» **GIVEN DATA**
* start *
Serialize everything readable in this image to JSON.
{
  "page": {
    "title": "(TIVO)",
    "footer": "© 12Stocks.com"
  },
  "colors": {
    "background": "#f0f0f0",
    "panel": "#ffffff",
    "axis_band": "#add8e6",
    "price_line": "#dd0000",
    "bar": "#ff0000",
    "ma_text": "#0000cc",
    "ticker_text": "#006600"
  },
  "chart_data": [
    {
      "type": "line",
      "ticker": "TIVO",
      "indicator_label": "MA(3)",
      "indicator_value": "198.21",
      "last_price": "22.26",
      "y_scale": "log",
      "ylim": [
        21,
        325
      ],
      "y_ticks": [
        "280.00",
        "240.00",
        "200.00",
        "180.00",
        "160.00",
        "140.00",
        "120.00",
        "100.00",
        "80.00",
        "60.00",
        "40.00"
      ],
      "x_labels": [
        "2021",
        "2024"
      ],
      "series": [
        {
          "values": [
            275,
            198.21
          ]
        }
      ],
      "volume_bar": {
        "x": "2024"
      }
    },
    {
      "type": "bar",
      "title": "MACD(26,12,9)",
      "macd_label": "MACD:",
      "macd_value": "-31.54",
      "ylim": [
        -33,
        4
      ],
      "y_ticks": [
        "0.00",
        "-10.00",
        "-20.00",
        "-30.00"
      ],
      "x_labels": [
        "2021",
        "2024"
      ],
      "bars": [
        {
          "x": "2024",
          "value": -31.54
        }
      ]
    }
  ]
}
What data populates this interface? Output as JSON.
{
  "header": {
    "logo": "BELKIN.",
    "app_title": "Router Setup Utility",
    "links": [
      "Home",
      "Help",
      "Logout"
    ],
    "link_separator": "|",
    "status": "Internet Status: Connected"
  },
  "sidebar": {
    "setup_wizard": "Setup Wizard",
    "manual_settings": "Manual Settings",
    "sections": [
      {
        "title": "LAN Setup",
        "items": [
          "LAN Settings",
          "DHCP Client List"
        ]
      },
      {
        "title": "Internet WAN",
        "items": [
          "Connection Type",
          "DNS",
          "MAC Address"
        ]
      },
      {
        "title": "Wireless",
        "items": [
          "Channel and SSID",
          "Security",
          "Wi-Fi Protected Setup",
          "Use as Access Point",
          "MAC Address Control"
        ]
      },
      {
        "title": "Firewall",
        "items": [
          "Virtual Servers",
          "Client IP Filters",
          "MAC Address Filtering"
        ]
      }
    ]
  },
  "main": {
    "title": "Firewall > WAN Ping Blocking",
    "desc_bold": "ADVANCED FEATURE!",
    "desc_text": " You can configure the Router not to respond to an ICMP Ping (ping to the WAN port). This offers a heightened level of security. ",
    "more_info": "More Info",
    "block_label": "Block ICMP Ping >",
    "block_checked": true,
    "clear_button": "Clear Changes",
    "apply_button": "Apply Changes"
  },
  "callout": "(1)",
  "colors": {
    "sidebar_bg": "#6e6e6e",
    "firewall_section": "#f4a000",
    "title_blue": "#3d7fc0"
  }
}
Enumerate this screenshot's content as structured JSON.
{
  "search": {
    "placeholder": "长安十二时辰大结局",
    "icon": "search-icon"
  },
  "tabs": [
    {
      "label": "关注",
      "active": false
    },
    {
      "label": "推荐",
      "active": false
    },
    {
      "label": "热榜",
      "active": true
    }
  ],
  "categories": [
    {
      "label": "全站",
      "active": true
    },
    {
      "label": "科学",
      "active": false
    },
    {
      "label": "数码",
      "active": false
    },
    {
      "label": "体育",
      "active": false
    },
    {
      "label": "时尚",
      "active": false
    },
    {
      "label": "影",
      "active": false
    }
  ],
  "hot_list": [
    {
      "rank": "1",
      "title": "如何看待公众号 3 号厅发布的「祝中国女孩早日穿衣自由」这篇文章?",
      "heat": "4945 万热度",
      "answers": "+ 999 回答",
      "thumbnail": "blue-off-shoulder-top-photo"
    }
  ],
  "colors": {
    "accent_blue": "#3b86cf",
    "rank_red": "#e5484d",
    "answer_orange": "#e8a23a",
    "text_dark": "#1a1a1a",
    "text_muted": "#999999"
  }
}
* end *
* start *
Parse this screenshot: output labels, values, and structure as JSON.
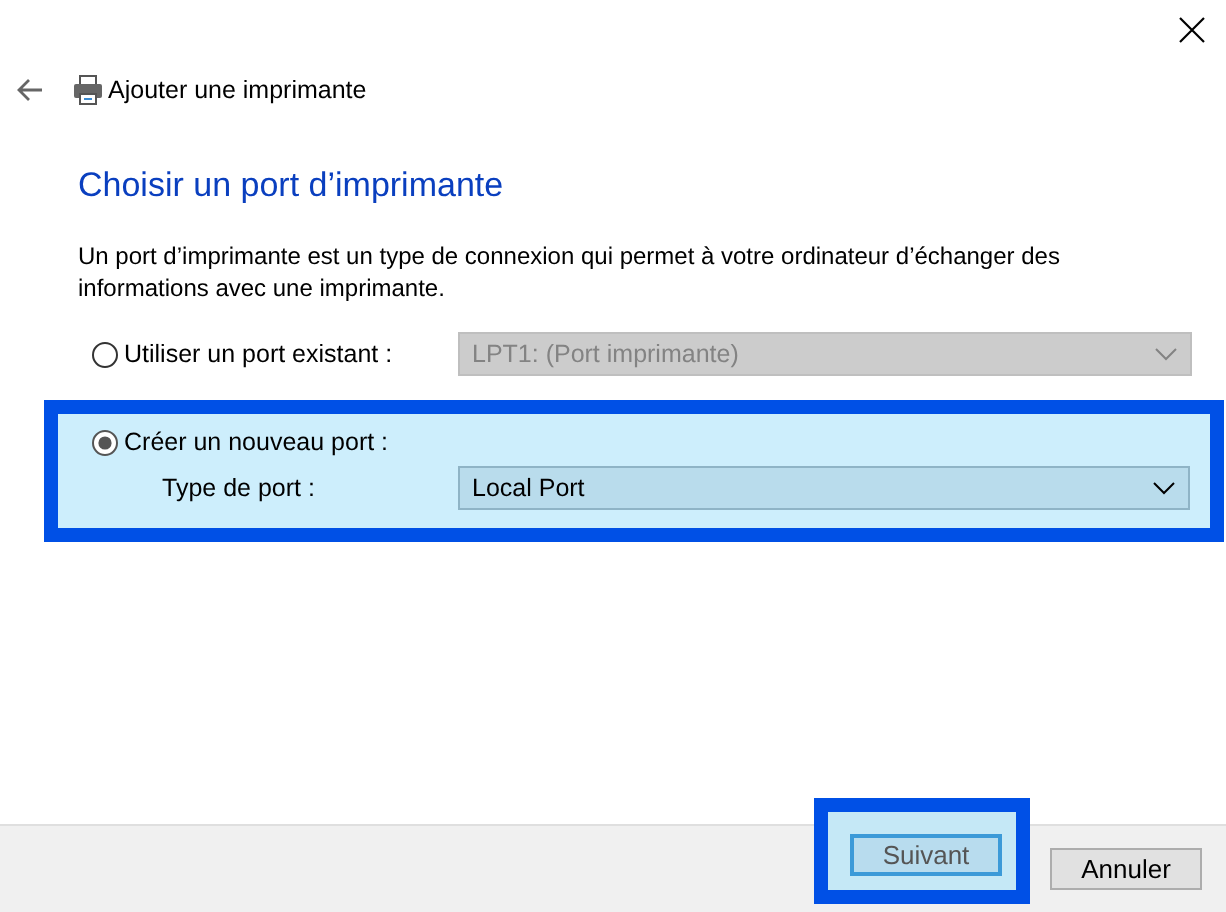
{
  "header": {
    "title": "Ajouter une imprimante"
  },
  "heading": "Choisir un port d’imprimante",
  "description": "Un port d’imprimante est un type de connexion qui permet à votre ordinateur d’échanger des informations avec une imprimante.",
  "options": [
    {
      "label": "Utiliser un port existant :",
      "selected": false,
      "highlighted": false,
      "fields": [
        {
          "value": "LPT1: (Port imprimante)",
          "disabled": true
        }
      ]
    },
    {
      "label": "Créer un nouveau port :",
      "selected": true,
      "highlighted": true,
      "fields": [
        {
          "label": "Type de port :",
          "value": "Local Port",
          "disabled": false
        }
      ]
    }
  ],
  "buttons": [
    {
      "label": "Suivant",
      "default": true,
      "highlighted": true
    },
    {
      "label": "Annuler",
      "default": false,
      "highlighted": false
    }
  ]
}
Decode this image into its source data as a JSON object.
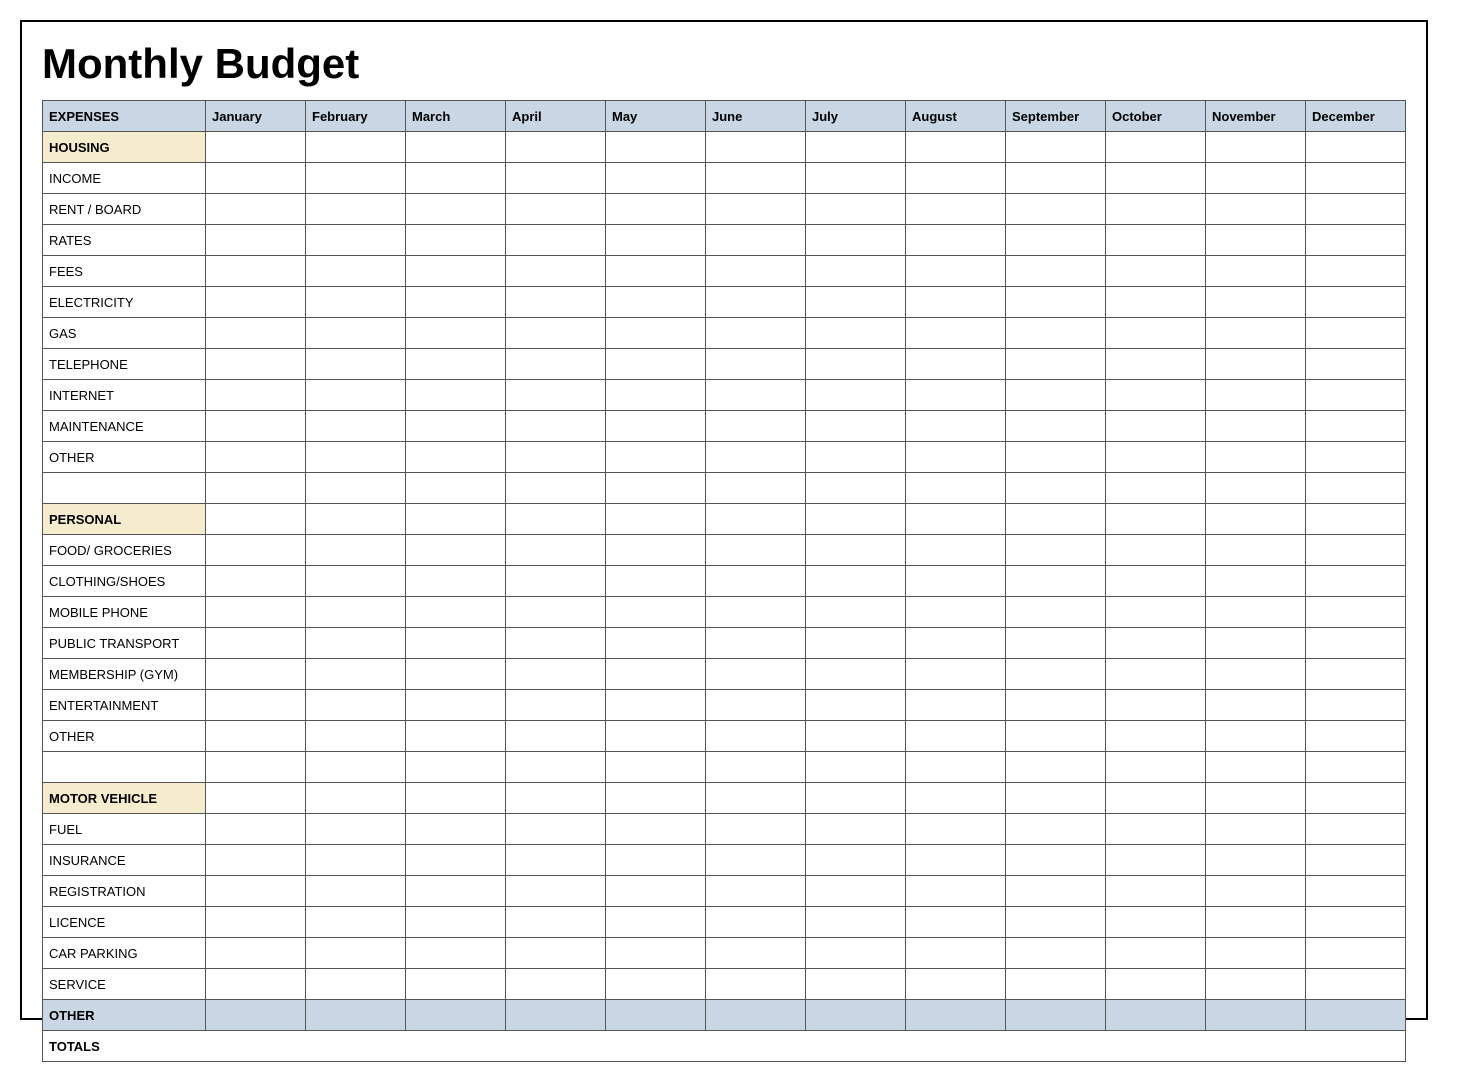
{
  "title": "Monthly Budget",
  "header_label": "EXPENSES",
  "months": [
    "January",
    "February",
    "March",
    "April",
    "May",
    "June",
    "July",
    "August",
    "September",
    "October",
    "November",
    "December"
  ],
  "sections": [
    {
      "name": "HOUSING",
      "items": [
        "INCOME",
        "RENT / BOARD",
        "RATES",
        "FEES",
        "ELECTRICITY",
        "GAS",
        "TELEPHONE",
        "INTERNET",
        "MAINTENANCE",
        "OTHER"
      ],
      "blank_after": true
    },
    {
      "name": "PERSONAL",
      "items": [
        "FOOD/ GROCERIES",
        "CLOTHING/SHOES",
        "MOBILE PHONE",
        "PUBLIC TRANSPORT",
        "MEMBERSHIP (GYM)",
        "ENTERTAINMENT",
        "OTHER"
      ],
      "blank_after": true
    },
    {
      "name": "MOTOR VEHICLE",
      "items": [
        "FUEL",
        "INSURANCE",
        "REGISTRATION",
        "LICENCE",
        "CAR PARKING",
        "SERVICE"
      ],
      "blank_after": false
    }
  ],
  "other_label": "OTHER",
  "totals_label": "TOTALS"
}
* end *
» **GIVEN EXERCISE**
Pick out and copy every line that contains the word "JSON".

» **EXERCISE SOLUTION**
Serialize everything readable in this image to JSON.
What data populates this interface? Output as JSON.
Enumerate this screenshot's content as structured JSON.
Parse this screenshot: output labels, values, and structure as JSON.
Decode this image into its source data as a JSON object.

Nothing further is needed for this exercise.